- Required task
What is the number of lines containing the string "average"? Answer with the number only.

- Exercise data
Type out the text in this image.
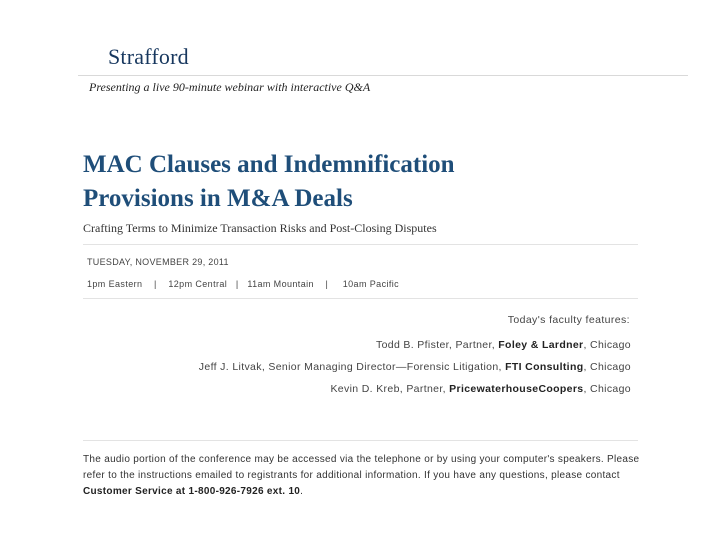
Strafford
Presenting a live 90-minute webinar with interactive Q&A
MAC Clauses and Indemnification
Provisions in M&A Deals
Crafting Terms to Minimize Transaction Risks and Post-Closing Disputes
TUESDAY, NOVEMBER 29, 2011
1pm Eastern    |    12pm Central   |   11am Mountain    |     10am Pacific
Today's faculty features:
Todd B. Pfister, Partner, Foley & Lardner, Chicago
Jeff J. Litvak, Senior Managing Director—Forensic Litigation, FTI Consulting, Chicago
Kevin D. Kreb, Partner, PricewaterhouseCoopers, Chicago
The audio portion of the conference may be accessed via the telephone or by using your computer's speakers. Please refer to the instructions emailed to registrants for additional information. If you have any questions, please contact Customer Service at 1-800-926-7926 ext. 10.
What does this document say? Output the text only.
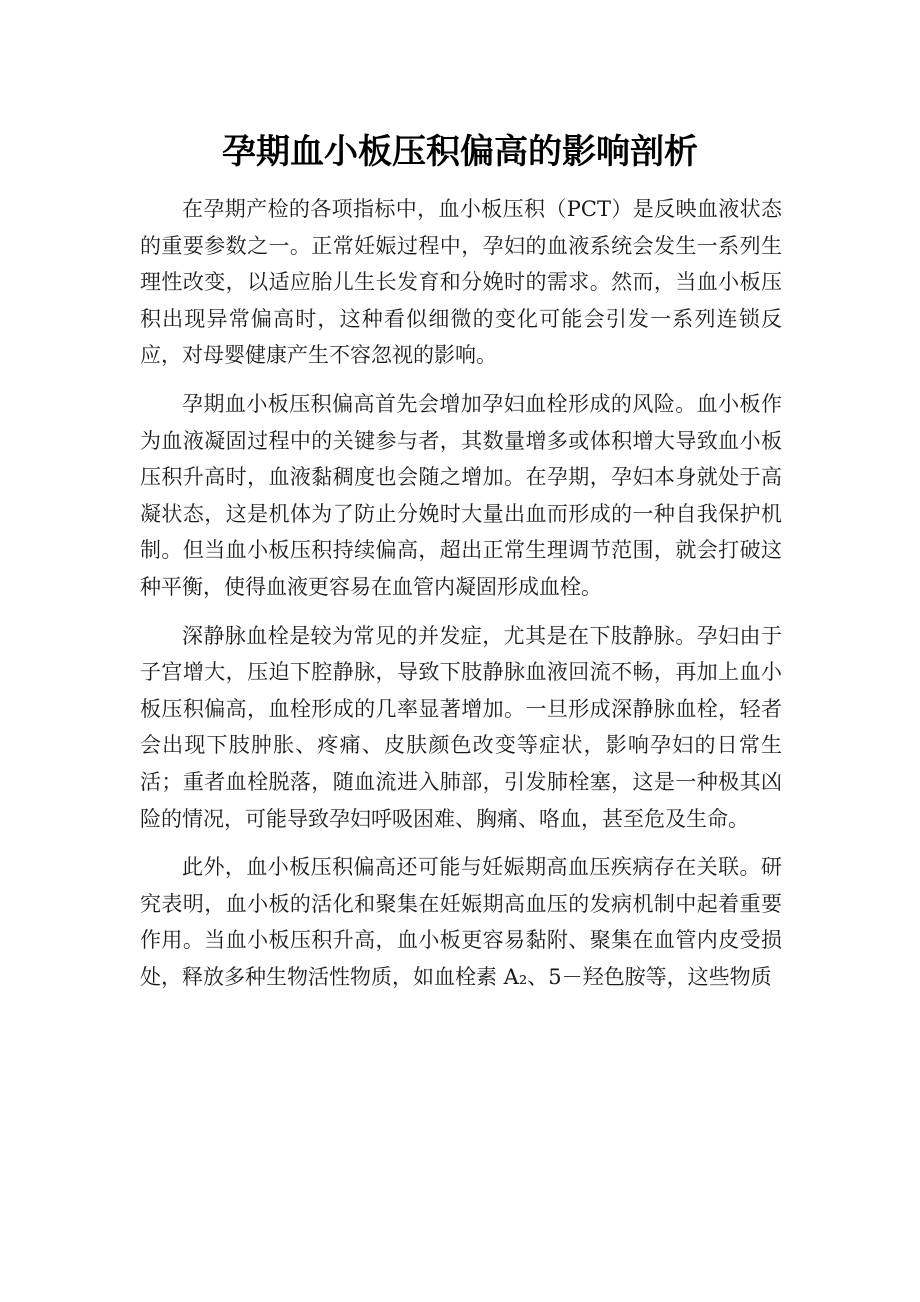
孕期血小板压积偏高的影响剖析

在孕期产检的各项指标中，血小板压积（PCT）是反映血液状态的重要参数之一。正常妊娠过程中，孕妇的血液系统会发生一系列生理性改变，以适应胎儿生长发育和分娩时的需求。然而，当血小板压积出现异常偏高时，这种看似细微的变化可能会引发一系列连锁反应，对母婴健康产生不容忽视的影响。

孕期血小板压积偏高首先会增加孕妇血栓形成的风险。血小板作为血液凝固过程中的关键参与者，其数量增多或体积增大导致血小板压积升高时，血液黏稠度也会随之增加。在孕期，孕妇本身就处于高凝状态，这是机体为了防止分娩时大量出血而形成的一种自我保护机制。但当血小板压积持续偏高，超出正常生理调节范围，就会打破这种平衡，使得血液更容易在血管内凝固形成血栓。

深静脉血栓是较为常见的并发症，尤其是在下肢静脉。孕妇由于子宫增大，压迫下腔静脉，导致下肢静脉血液回流不畅，再加上血小板压积偏高，血栓形成的几率显著增加。一旦形成深静脉血栓，轻者会出现下肢肿胀、疼痛、皮肤颜色改变等症状，影响孕妇的日常生活；重者血栓脱落，随血流进入肺部，引发肺栓塞，这是一种极其凶险的情况，可能导致孕妇呼吸困难、胸痛、咯血，甚至危及生命。

此外，血小板压积偏高还可能与妊娠期高血压疾病存在关联。研究表明，血小板的活化和聚集在妊娠期高血压的发病机制中起着重要作用。当血小板压积升高，血小板更容易黏附、聚集在血管内皮受损处，释放多种生物活性物质，如血栓素 A₂、5－羟色胺等，这些物质
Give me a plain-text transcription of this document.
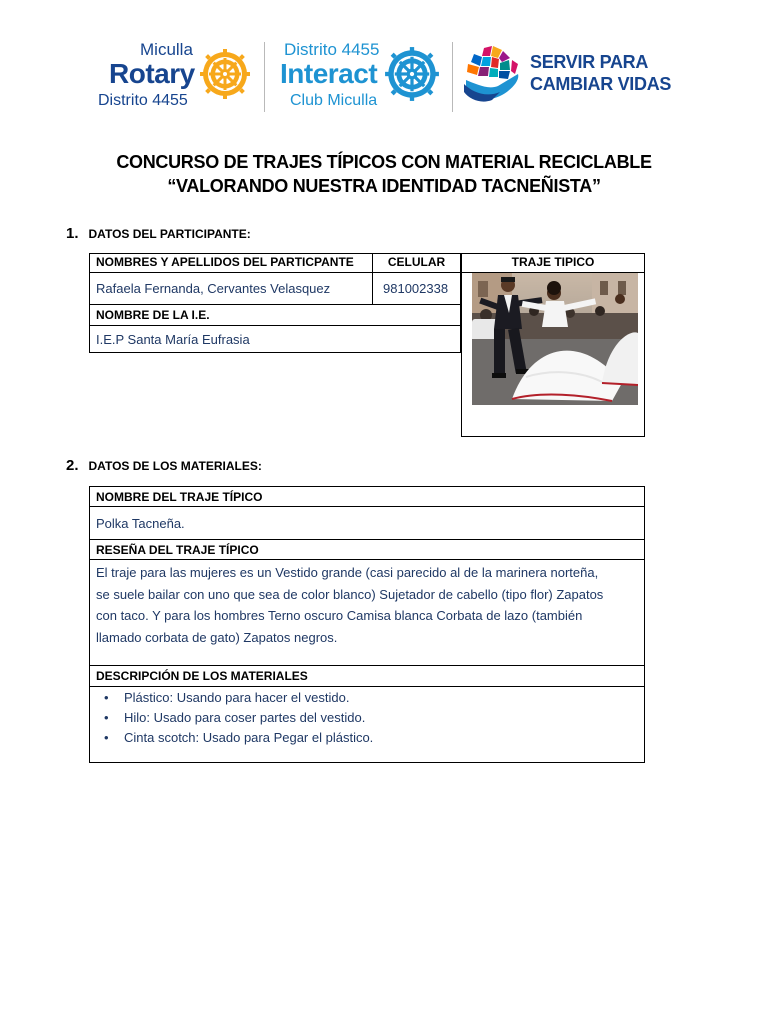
Miculla
Rotary
Distrito 4455
Distrito 4455
Interact
Club Miculla
SERVIR PARA
CAMBIAR VIDAS
CONCURSO DE TRAJES TÍPICOS CON MATERIAL RECICLABLE
“VALORANDO NUESTRA IDENTIDAD TACNEÑISTA”
1. DATOS DEL PARTICIPANTE:
NOMBRES Y APELLIDOS DEL PARTICPANTE	CELULAR
Rafaela Fernanda, Cervantes Velasquez	981002338
NOMBRE DE LA I.E.
I.E.P Santa María Eufrasia
TRAJE TIPICO
2. DATOS DE LOS MATERIALES:
NOMBRE DEL TRAJE TÍPICO
Polka Tacneña.
RESEÑA DEL TRAJE TÍPICO
El traje para las mujeres es un Vestido grande (casi parecido al de la marinera norteña,
se suele bailar con uno que sea de color blanco) Sujetador de cabello (tipo flor) Zapatos
con taco. Y para los hombres Terno oscuro Camisa blanca Corbata de lazo (también
llamado corbata de gato) Zapatos negros.
DESCRIPCIÓN DE LOS MATERIALES
• Plástico: Usando para hacer el vestido.
• Hilo: Usado para coser partes del vestido.
• Cinta scotch: Usado para Pegar el plástico.
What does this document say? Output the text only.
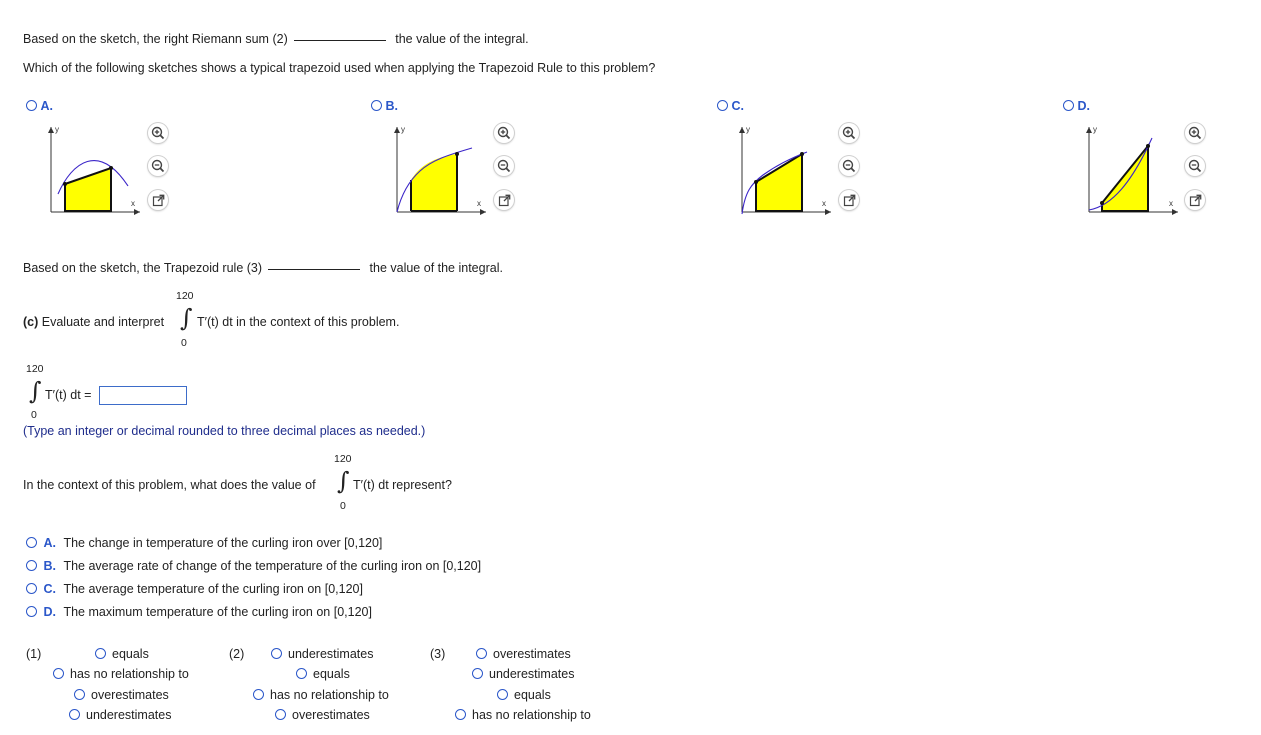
Based on the sketch, the right Riemann sum (2)	the value of the integral.
Which of the following sketches shows a typical trapezoid used when applying the Trapezoid Rule to this problem?
A.
y
x
B.
y
x
C.
y
x
D.
y
x
Based on the sketch, the Trapezoid rule (3)	the value of the integral.
(c) Evaluate and interpret
120
∫
0
T′(t) dt in the context of this problem.
120
∫
0
T′(t) dt =
(Type an integer or decimal rounded to three decimal places as needed.)
In the context of this problem, what does the value of
120
∫
0
T′(t) dt represent?
A. The change in temperature of the curling iron over [0,120]
B. The average rate of change of the temperature of the curling iron on [0,120]
C. The average temperature of the curling iron on [0,120]
D. The maximum temperature of the curling iron on [0,120]
(1)	equals
has no relationship to
overestimates
underestimates
(2)	underestimates
equals
has no relationship to
overestimates
(3)	overestimates
underestimates
equals
has no relationship to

- Task answer
2